▶ INPUT DATA:
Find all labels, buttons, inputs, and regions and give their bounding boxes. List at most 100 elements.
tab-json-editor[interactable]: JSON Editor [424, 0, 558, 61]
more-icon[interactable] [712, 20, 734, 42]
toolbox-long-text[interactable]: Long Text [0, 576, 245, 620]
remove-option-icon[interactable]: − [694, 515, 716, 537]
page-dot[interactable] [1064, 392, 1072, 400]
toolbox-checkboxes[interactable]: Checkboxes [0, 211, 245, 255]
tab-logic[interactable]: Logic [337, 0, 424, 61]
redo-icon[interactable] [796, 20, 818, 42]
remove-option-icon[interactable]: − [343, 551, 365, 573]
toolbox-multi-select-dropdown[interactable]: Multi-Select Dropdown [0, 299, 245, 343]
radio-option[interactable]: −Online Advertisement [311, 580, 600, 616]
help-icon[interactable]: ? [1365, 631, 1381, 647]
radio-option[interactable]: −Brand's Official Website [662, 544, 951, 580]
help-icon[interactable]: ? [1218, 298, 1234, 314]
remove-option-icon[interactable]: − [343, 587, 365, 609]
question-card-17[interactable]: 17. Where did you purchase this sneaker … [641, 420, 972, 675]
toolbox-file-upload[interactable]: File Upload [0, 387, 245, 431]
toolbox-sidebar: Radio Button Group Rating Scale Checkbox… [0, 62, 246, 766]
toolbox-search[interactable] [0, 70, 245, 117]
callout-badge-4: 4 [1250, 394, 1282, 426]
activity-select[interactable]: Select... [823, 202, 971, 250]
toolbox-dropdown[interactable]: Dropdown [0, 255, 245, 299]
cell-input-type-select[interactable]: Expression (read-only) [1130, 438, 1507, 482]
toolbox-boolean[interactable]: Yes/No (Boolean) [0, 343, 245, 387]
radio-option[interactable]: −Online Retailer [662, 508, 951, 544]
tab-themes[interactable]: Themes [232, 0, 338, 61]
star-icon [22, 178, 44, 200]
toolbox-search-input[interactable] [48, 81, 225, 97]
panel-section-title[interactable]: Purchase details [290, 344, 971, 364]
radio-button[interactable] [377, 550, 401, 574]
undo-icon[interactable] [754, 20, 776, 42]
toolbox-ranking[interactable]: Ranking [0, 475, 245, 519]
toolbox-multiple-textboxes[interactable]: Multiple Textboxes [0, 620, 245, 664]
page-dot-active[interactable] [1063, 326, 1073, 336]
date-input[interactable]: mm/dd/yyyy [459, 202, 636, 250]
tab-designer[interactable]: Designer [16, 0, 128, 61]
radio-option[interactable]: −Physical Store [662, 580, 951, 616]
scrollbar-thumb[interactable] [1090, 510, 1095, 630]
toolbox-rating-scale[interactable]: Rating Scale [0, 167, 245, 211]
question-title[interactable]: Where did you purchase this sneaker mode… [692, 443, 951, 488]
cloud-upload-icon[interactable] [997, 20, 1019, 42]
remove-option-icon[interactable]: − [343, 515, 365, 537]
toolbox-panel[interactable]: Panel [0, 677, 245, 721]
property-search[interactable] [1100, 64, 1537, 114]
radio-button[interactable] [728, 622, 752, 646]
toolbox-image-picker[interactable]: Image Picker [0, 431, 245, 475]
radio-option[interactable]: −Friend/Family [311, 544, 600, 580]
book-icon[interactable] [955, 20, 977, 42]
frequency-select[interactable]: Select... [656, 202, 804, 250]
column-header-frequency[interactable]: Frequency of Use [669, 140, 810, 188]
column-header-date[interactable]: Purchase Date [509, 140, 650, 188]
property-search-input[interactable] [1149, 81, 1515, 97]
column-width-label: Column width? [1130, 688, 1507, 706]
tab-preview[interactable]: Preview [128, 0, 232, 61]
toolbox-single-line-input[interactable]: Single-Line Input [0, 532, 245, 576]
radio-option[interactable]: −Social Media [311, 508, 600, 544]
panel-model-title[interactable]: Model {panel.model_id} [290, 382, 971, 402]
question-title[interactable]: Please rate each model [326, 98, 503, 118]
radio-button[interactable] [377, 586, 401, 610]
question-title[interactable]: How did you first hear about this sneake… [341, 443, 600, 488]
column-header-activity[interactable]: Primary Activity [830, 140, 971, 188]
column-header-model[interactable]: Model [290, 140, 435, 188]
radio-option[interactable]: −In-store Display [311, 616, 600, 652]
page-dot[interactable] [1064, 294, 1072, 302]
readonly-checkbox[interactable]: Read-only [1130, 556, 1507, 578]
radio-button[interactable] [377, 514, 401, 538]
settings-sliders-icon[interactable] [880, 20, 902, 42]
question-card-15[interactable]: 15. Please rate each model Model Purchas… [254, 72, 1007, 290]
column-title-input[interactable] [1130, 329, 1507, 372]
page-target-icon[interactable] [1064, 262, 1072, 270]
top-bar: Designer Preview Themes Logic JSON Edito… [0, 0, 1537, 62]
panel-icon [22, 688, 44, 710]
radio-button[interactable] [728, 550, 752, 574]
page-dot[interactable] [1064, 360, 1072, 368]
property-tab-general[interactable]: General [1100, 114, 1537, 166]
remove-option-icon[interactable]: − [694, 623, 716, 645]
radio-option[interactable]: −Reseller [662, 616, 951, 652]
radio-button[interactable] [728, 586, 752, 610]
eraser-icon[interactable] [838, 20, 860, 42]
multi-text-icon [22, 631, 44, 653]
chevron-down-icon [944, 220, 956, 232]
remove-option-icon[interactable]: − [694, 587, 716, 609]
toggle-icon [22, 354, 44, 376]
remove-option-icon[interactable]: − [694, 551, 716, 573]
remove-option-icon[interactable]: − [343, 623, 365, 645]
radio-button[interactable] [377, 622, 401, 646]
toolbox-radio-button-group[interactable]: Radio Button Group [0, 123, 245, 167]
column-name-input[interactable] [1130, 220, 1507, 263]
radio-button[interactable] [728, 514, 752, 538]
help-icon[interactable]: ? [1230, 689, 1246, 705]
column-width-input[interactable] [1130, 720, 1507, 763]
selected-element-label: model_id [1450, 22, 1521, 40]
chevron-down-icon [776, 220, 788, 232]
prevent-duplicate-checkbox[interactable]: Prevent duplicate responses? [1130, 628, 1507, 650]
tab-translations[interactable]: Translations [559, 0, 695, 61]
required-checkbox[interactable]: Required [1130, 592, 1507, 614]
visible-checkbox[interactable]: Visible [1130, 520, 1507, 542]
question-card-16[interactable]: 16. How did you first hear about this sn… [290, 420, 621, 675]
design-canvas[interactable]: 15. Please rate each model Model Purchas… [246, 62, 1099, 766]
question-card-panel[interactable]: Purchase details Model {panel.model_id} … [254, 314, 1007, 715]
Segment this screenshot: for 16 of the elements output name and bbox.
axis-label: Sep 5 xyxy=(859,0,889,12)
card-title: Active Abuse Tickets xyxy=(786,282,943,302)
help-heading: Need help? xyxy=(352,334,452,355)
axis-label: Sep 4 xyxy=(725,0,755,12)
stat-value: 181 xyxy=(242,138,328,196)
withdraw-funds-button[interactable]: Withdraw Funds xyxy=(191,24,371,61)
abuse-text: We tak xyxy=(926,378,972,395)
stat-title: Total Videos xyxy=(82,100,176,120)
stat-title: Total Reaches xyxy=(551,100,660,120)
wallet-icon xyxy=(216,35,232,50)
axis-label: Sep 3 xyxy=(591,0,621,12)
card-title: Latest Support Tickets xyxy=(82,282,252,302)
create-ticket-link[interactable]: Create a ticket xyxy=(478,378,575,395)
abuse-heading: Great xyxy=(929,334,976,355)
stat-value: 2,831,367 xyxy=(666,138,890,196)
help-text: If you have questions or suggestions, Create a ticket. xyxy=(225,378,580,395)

▶ STATED TASK: Count the lines in the listing above that contain the string "upload" and reply with only the number.

▶ THE RESPONSE: 2